Saved data entries
──────────

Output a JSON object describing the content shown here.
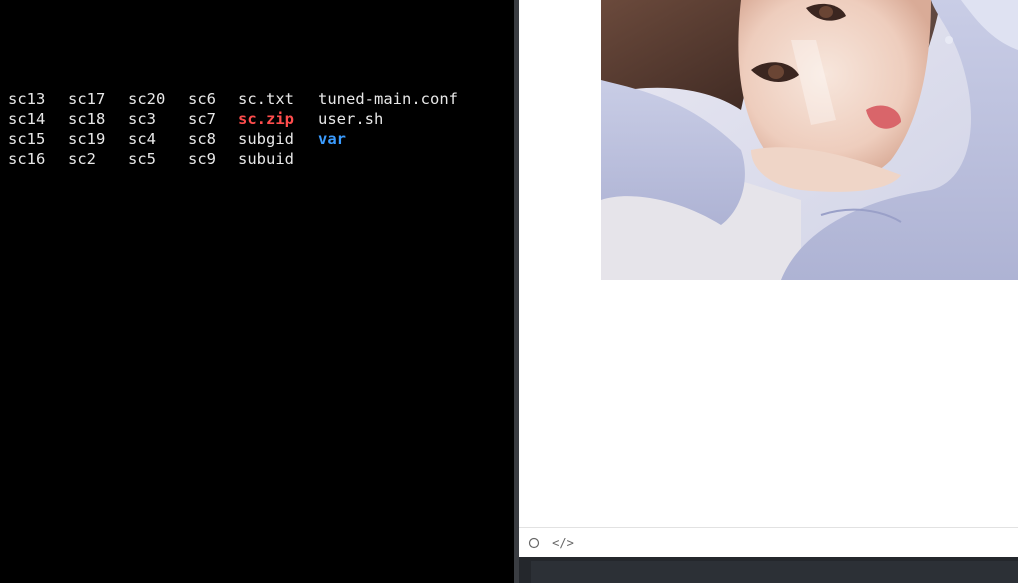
{
  "terminal": {
    "rows": [
      [
        {
          "text": "sc13",
          "kind": "file"
        },
        {
          "text": "sc17",
          "kind": "file"
        },
        {
          "text": "sc20",
          "kind": "file"
        },
        {
          "text": "sc6",
          "kind": "file"
        },
        {
          "text": "sc.txt",
          "kind": "file"
        },
        {
          "text": "tuned-main.conf",
          "kind": "file"
        }
      ],
      [
        {
          "text": "sc14",
          "kind": "file"
        },
        {
          "text": "sc18",
          "kind": "file"
        },
        {
          "text": "sc3",
          "kind": "file"
        },
        {
          "text": "sc7",
          "kind": "file"
        },
        {
          "text": "sc.zip",
          "kind": "archive"
        },
        {
          "text": "user.sh",
          "kind": "file"
        }
      ],
      [
        {
          "text": "sc15",
          "kind": "file"
        },
        {
          "text": "sc19",
          "kind": "file"
        },
        {
          "text": "sc4",
          "kind": "file"
        },
        {
          "text": "sc8",
          "kind": "file"
        },
        {
          "text": "subgid",
          "kind": "file"
        },
        {
          "text": "var",
          "kind": "dir"
        }
      ],
      [
        {
          "text": "sc16",
          "kind": "file"
        },
        {
          "text": "sc2",
          "kind": "file"
        },
        {
          "text": "sc5",
          "kind": "file"
        },
        {
          "text": "sc9",
          "kind": "file"
        },
        {
          "text": "subuid",
          "kind": "file"
        },
        {
          "text": "",
          "kind": "file"
        }
      ]
    ],
    "colors": {
      "background": "#000000",
      "file": "#e8e8e8",
      "archive": "#ff4d4d",
      "dir": "#3b9cff"
    }
  },
  "preview": {
    "image_icon": "portrait-photo",
    "footer": {
      "circle_icon": "circle-icon",
      "code_icon": "code-icon",
      "code_glyph": "</>"
    }
  }
}
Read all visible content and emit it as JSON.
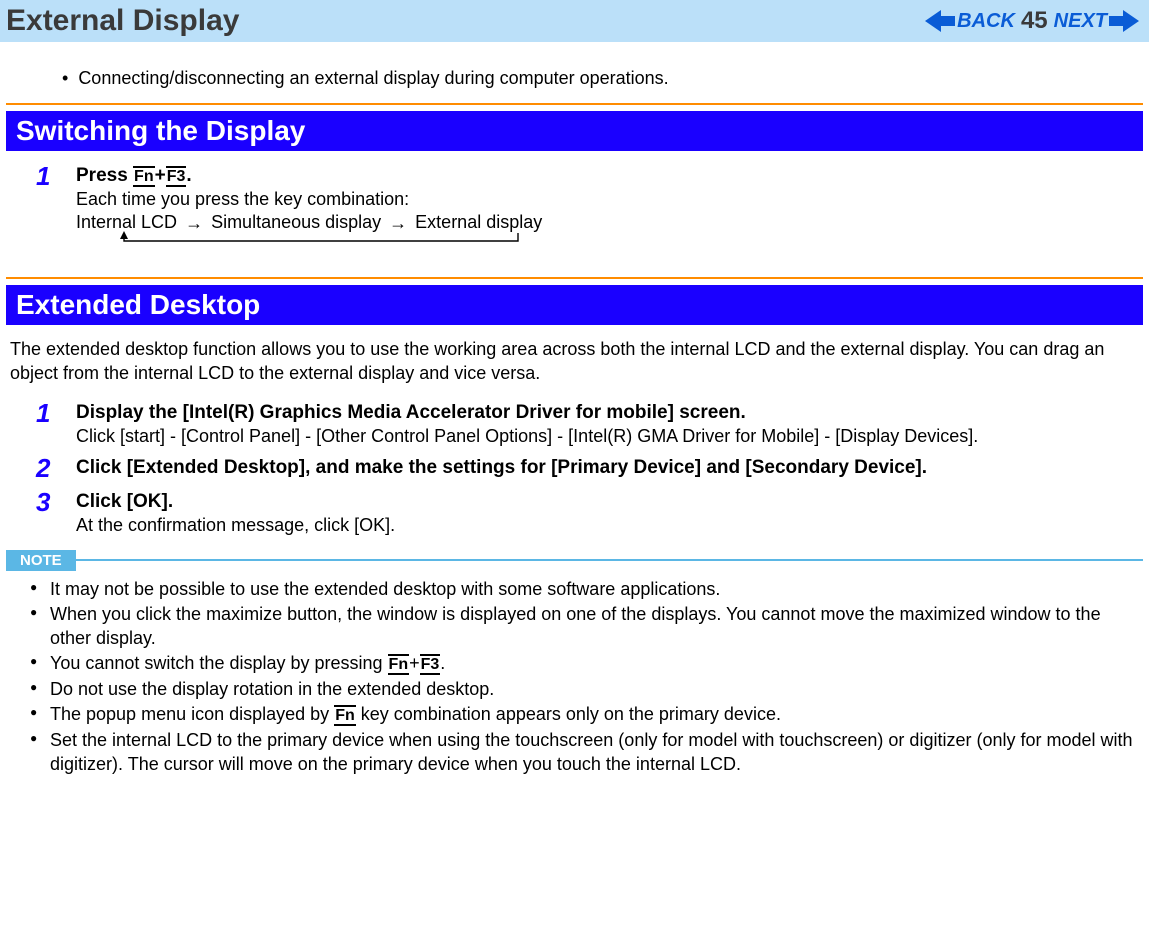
{
  "header": {
    "title": "External Display",
    "back_label": "BACK",
    "next_label": "NEXT",
    "page_number": "45"
  },
  "intro_bullet": "Connecting/disconnecting an external display during computer operations.",
  "section1": {
    "heading": "Switching the Display",
    "step1": {
      "num": "1",
      "title_prefix": "Press ",
      "key1": "Fn",
      "plus": "+",
      "key2": "F3",
      "title_suffix": ".",
      "sub": "Each time you press the key combination:",
      "cycle_a": "Internal LCD",
      "cycle_b": "Simultaneous display",
      "cycle_c": "External display"
    }
  },
  "section2": {
    "heading": "Extended Desktop",
    "para": "The extended desktop function allows you to use the working area across both the internal LCD and the external display. You can drag an object from the internal LCD to the external display and vice versa.",
    "step1": {
      "num": "1",
      "title": "Display the [Intel(R) Graphics Media Accelerator Driver for mobile] screen.",
      "sub": "Click [start] - [Control Panel] - [Other Control Panel Options] - [Intel(R) GMA Driver for Mobile] - [Display Devices]."
    },
    "step2": {
      "num": "2",
      "title": "Click [Extended Desktop], and make the settings for [Primary Device] and [Secondary Device]."
    },
    "step3": {
      "num": "3",
      "title": "Click [OK].",
      "sub": "At the confirmation message, click [OK]."
    }
  },
  "note": {
    "label": "NOTE",
    "items": {
      "n1": "It may not be possible to use the extended desktop with some software applications.",
      "n2": "When you click the maximize button, the window is displayed on one of the displays. You cannot move the maximized window to the other display.",
      "n3_pre": "You cannot switch the display by pressing ",
      "n3_k1": "Fn",
      "n3_plus": "+",
      "n3_k2": "F3",
      "n3_post": ".",
      "n4": "Do not use the display rotation in the extended desktop.",
      "n5_pre": "The popup menu icon displayed by ",
      "n5_k": "Fn",
      "n5_post": " key combination appears only on the primary device.",
      "n6": "Set the internal LCD to the primary device when using the touchscreen (only for model with touchscreen) or digitizer (only for model with digitizer). The cursor will move on the primary device when you touch the internal LCD."
    }
  }
}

──────────

Find each line that has the word "cannot", then copy it out.

      "n2": "When you click the maximize button, the window is displayed on one of the displays. You cannot move the maximized window to the other display.",
      "n3_pre": "You cannot switch the display by pressing ",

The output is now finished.